**THE REQUEST:** Scan the following material for the string "имеющие" and copy each line in which it appears.

**RECORDS TO PROCESS:**
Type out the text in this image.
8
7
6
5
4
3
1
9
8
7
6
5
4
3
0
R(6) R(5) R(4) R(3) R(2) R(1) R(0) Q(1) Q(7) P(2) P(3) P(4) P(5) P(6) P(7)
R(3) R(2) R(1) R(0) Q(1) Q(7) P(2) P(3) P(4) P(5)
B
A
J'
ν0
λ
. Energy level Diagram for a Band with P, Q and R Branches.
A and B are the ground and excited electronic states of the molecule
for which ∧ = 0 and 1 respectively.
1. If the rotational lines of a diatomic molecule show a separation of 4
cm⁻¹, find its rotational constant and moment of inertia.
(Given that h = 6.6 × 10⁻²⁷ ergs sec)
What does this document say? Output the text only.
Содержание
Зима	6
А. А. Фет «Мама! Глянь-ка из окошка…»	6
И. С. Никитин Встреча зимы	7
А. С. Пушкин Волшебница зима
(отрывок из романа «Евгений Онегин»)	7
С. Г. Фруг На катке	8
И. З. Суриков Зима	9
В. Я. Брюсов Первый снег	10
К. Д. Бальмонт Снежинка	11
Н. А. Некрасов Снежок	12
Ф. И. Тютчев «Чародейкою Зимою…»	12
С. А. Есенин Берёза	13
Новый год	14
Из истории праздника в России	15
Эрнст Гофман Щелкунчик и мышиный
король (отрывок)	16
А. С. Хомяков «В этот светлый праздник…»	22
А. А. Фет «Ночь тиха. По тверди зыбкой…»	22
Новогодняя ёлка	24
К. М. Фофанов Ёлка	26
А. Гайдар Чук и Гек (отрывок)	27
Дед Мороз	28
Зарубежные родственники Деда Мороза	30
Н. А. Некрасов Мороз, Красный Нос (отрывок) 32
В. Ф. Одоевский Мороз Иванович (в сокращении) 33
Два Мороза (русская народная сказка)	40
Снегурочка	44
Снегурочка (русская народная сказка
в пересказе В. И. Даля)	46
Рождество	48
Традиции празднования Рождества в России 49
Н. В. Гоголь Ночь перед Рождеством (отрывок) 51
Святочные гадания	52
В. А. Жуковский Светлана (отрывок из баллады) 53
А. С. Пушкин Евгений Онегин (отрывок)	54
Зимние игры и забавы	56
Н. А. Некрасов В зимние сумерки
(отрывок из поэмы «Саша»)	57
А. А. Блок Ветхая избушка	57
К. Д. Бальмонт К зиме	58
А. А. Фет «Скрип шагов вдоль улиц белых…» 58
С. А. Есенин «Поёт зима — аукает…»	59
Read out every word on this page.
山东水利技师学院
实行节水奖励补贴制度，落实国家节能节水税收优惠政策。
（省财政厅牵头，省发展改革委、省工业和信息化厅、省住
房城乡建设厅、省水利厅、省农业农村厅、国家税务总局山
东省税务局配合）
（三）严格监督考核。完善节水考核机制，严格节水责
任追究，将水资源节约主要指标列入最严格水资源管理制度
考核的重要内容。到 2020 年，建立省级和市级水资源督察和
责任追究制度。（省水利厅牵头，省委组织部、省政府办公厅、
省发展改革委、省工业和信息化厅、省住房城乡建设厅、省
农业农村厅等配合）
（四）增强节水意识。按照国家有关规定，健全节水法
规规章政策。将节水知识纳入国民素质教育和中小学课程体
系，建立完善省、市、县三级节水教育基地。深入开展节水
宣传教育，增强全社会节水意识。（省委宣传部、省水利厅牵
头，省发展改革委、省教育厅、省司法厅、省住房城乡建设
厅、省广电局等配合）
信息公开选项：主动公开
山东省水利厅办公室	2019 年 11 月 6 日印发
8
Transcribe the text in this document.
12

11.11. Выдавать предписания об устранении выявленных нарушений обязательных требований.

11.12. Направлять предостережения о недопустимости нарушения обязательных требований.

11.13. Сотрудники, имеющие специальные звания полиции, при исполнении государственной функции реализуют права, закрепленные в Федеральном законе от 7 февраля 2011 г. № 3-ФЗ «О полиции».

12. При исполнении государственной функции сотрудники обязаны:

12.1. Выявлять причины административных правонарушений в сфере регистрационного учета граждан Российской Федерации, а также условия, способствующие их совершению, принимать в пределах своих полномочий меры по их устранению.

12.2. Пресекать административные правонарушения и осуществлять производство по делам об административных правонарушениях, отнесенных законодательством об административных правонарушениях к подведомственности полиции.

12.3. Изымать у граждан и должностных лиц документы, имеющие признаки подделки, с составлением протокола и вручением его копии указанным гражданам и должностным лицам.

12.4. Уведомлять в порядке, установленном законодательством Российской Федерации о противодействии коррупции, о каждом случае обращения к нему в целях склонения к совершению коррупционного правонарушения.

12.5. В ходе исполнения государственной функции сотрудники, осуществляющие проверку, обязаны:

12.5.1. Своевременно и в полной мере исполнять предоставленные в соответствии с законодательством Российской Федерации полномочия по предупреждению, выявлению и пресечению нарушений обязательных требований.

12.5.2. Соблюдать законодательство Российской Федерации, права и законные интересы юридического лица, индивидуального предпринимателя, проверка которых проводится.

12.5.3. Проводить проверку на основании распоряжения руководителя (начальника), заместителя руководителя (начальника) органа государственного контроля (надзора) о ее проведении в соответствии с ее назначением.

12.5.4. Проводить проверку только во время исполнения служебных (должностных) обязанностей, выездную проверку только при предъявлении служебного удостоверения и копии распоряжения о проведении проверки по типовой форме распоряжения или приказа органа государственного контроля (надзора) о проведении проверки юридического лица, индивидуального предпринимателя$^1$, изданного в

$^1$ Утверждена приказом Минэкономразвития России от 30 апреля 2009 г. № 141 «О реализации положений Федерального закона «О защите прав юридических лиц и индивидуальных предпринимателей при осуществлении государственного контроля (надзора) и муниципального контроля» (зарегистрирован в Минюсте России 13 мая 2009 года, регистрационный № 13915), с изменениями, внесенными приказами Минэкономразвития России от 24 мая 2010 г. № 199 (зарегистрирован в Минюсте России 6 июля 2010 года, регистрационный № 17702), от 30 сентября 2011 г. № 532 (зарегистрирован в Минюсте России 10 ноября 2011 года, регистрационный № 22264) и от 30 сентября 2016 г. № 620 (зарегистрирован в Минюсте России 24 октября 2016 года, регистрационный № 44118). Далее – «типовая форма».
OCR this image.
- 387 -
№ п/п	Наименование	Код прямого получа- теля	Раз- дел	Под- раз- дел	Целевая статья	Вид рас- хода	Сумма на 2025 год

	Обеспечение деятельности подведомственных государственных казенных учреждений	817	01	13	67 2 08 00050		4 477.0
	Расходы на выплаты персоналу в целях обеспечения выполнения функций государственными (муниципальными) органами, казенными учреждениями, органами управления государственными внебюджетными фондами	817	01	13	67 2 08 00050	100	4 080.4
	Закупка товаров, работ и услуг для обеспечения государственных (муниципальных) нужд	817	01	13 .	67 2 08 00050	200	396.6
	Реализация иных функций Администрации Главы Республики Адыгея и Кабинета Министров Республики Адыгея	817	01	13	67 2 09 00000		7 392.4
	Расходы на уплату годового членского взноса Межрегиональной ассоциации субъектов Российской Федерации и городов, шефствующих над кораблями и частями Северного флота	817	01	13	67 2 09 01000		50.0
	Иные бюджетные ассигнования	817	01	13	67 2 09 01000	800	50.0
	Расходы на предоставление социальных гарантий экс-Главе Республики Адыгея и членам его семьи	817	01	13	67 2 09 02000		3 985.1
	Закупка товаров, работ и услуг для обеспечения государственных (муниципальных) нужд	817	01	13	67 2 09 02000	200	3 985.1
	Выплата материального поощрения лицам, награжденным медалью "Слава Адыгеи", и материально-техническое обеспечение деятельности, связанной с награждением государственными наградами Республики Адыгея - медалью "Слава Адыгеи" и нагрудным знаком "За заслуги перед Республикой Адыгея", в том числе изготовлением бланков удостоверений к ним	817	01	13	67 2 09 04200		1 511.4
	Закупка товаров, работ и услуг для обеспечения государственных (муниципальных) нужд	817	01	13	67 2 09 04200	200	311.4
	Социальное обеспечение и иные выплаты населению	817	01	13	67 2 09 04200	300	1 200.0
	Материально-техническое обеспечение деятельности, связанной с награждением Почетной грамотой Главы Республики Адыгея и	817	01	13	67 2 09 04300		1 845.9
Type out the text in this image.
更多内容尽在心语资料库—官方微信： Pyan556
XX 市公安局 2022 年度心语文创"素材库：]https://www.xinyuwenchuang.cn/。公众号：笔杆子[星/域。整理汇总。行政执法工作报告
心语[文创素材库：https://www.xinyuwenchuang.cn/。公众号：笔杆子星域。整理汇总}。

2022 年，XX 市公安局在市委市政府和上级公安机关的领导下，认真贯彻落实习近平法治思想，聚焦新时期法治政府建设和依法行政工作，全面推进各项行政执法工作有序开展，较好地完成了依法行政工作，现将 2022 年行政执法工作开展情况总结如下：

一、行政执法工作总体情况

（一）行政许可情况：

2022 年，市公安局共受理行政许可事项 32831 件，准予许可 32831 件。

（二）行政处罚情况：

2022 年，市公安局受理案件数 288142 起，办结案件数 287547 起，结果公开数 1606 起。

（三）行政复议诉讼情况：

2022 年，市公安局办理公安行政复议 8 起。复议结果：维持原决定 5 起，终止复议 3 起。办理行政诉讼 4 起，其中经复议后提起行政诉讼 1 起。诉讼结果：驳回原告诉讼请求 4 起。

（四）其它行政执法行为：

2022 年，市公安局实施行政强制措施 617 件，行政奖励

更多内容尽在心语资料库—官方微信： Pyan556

**THE REPLY:**
11.13. Сотрудники, имеющие специальные звания полиции, при исполнении государственной функции реализуют права, закрепленные в Федеральном законе от 7 февраля 2011 г. № 3-ФЗ «О полиции».
12.3. Изымать у граждан и должностных лиц документы, имеющие признаки подделки, с составлением протокола и вручением его копии указанным гражданам и должностным лицам.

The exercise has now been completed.